WORK TO BE COMPLETED :: List each line of the data that holds the string "source", please.

RECORDED DATA ::
⁂

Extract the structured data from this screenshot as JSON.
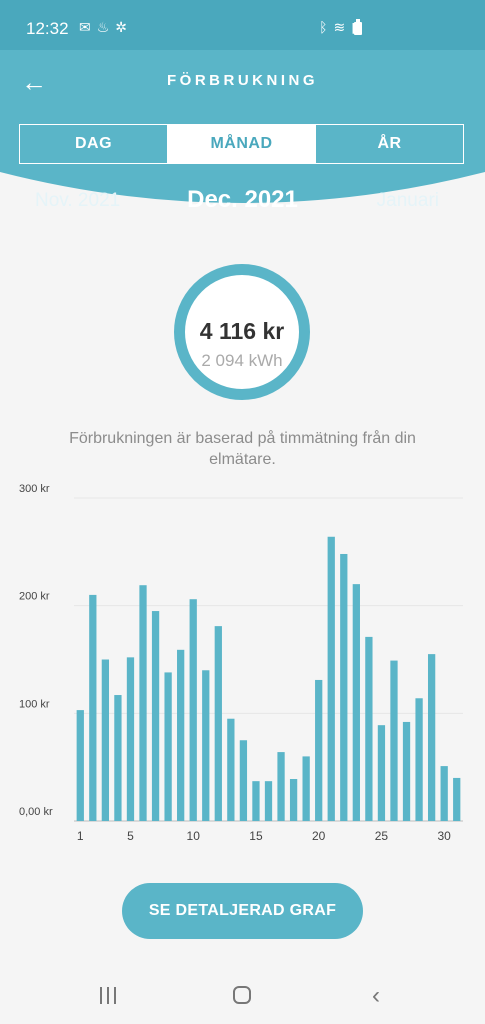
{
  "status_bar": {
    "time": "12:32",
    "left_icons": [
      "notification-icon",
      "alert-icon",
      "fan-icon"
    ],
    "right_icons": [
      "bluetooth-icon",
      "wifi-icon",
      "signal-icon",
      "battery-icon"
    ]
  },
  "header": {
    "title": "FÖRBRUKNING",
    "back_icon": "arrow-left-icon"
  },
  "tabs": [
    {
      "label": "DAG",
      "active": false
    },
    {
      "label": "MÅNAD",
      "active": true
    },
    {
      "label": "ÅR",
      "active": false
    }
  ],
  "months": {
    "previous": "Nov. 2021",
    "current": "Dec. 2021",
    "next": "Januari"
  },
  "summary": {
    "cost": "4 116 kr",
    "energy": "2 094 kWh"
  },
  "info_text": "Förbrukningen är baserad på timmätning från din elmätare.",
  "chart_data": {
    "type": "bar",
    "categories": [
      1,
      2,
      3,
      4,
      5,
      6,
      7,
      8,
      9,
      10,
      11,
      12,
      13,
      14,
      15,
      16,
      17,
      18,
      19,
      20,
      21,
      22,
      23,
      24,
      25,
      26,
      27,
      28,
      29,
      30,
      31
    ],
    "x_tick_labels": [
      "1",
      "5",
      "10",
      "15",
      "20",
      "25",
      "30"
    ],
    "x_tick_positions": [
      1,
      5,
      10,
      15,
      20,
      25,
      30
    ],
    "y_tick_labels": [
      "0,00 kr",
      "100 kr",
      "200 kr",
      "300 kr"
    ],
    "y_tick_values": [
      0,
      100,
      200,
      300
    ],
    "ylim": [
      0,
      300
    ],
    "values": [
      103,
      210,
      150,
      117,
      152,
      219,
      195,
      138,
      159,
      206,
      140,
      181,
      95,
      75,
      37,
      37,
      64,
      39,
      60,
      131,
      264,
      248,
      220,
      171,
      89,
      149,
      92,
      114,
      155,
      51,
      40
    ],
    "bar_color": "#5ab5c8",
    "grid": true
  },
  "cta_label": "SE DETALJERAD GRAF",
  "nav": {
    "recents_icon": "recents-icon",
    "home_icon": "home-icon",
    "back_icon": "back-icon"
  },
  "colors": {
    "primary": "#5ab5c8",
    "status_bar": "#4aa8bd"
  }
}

⁂

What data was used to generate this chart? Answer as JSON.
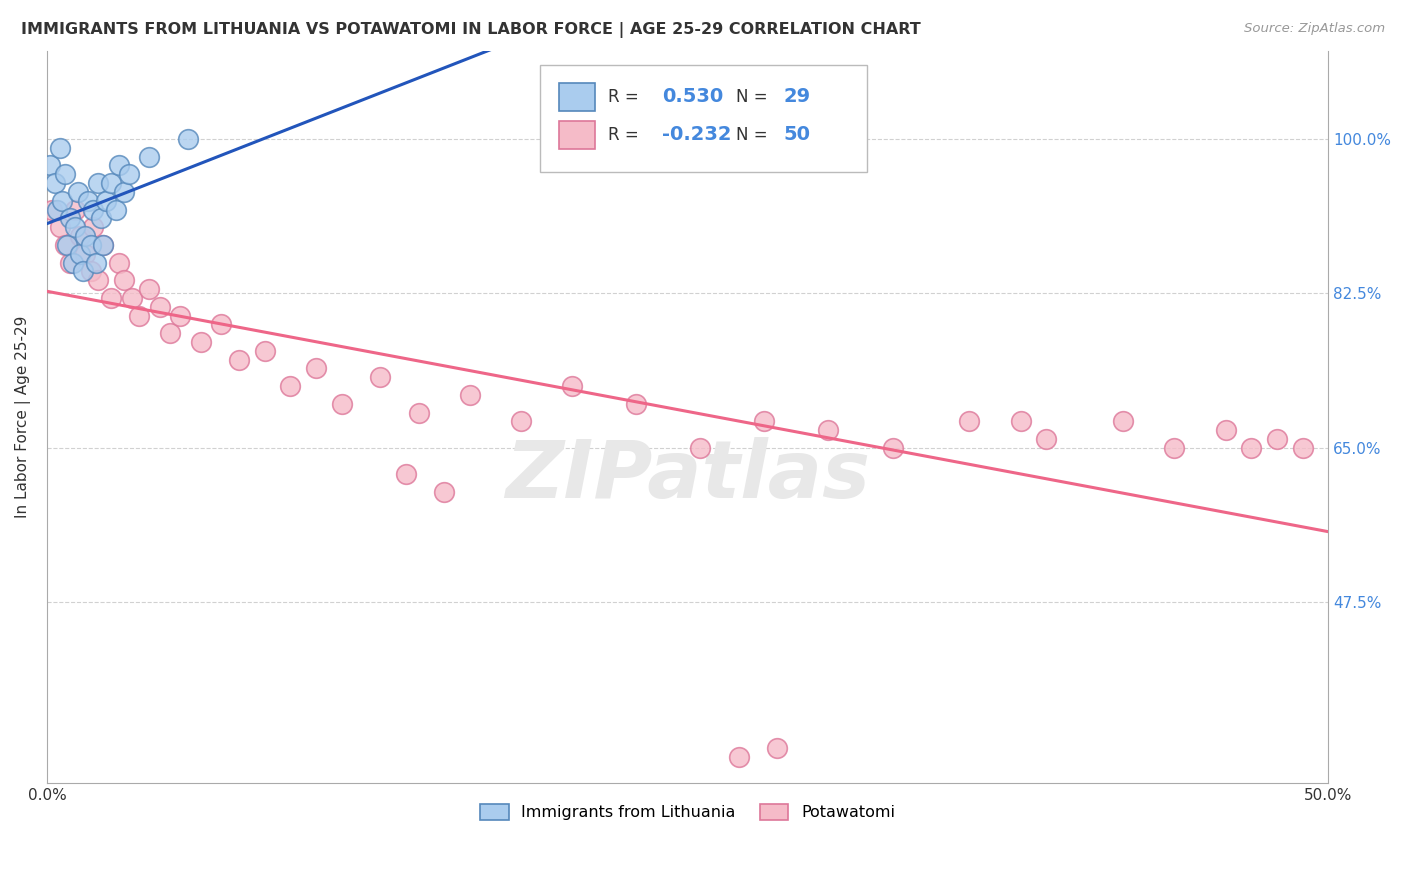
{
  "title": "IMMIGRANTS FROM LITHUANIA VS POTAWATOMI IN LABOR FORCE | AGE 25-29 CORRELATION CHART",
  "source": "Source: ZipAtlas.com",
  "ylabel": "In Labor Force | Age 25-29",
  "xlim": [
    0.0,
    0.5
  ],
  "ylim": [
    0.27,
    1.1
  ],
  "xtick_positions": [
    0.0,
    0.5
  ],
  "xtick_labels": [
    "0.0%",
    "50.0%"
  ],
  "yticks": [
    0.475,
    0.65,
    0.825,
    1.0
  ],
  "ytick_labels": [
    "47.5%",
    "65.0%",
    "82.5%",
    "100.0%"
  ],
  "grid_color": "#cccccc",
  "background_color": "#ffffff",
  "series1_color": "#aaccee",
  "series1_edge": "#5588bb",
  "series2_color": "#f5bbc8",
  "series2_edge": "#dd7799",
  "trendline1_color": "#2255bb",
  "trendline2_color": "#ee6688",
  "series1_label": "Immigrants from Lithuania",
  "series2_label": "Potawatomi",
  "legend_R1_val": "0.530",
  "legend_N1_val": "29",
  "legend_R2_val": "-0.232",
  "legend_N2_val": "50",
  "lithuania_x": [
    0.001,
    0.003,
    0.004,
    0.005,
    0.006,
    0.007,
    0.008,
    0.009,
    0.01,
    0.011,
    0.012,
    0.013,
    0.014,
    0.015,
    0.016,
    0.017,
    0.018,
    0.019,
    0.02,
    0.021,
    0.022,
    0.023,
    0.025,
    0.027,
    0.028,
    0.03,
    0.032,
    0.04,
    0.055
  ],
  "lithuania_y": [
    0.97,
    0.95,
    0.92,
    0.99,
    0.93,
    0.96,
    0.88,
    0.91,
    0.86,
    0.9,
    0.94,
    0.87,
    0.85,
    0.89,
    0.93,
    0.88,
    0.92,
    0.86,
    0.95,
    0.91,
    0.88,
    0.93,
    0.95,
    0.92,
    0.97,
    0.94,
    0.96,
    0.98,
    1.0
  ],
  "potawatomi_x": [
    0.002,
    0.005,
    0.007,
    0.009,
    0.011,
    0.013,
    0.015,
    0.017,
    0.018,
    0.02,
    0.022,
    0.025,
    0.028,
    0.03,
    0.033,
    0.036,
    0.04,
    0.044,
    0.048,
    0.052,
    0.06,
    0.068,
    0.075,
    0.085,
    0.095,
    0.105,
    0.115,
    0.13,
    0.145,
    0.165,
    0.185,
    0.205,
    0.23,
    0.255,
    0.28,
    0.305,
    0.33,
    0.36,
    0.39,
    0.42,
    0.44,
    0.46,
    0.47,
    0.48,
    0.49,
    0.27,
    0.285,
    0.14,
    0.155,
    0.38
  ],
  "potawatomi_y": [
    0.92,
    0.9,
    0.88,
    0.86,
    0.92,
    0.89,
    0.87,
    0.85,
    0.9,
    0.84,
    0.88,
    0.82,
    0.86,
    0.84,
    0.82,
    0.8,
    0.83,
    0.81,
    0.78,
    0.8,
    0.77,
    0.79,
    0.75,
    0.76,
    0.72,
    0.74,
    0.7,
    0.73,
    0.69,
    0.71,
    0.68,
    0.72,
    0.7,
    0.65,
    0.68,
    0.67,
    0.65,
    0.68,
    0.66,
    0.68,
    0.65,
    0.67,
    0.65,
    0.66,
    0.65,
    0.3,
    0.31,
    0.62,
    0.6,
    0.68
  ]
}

⁂

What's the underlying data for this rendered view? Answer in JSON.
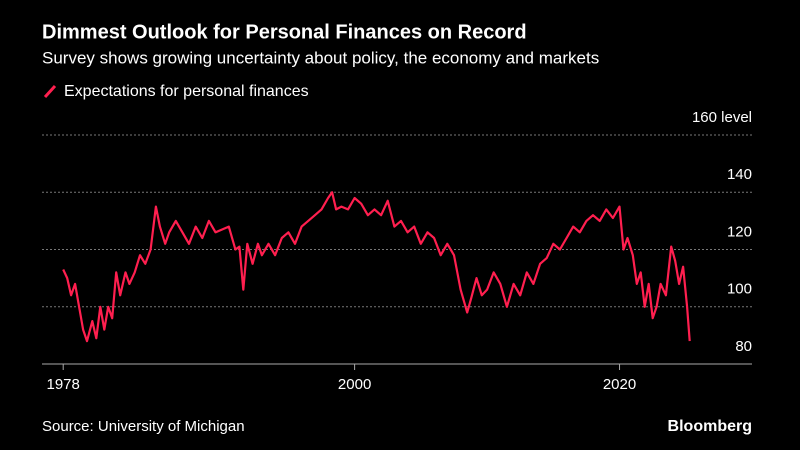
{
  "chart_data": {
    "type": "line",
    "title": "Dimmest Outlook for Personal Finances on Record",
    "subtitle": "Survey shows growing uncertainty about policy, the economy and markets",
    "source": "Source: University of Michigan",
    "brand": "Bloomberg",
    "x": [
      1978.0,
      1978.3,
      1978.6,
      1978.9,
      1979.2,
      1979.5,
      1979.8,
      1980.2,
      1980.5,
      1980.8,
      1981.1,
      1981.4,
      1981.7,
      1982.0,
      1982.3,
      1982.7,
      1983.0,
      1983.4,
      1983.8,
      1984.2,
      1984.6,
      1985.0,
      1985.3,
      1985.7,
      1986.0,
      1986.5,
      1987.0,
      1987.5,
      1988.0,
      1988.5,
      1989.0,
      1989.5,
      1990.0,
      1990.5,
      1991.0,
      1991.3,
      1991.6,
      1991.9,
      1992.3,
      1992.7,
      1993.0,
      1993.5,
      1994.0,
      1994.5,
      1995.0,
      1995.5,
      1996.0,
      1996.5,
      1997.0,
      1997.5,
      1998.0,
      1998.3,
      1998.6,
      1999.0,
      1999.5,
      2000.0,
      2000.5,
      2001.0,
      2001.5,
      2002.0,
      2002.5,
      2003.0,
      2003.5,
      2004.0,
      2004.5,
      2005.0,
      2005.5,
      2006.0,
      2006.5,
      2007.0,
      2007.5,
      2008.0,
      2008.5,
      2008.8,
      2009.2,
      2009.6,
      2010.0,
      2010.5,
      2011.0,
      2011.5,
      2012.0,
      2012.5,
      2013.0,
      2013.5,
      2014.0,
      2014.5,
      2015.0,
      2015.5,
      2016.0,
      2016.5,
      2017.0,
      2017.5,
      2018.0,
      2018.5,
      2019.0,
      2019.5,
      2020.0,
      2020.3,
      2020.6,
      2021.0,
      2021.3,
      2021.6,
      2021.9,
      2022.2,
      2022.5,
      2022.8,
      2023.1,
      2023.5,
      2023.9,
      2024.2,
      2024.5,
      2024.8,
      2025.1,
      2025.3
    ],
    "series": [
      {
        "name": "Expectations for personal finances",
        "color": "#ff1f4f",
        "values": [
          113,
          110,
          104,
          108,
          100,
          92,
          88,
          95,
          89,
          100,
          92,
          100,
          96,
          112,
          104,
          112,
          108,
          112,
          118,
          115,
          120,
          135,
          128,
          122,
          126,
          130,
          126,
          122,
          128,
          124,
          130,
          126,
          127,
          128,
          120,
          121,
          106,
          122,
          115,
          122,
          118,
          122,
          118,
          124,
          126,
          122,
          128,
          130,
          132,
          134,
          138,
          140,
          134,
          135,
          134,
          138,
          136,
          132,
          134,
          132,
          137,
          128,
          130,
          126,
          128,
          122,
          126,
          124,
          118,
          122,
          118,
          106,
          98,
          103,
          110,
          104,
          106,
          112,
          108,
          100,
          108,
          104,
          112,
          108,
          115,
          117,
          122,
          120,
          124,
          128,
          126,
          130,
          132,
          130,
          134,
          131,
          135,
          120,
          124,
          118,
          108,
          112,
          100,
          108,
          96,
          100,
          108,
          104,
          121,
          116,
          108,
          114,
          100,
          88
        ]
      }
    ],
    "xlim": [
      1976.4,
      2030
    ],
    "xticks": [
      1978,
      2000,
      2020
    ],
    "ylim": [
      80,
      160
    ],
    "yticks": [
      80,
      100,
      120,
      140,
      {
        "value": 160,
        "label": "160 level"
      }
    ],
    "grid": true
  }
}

⁂

RESULT ::
  "source": "Source: ZipAtlas.com",
    "source": "Source: University of Michigan",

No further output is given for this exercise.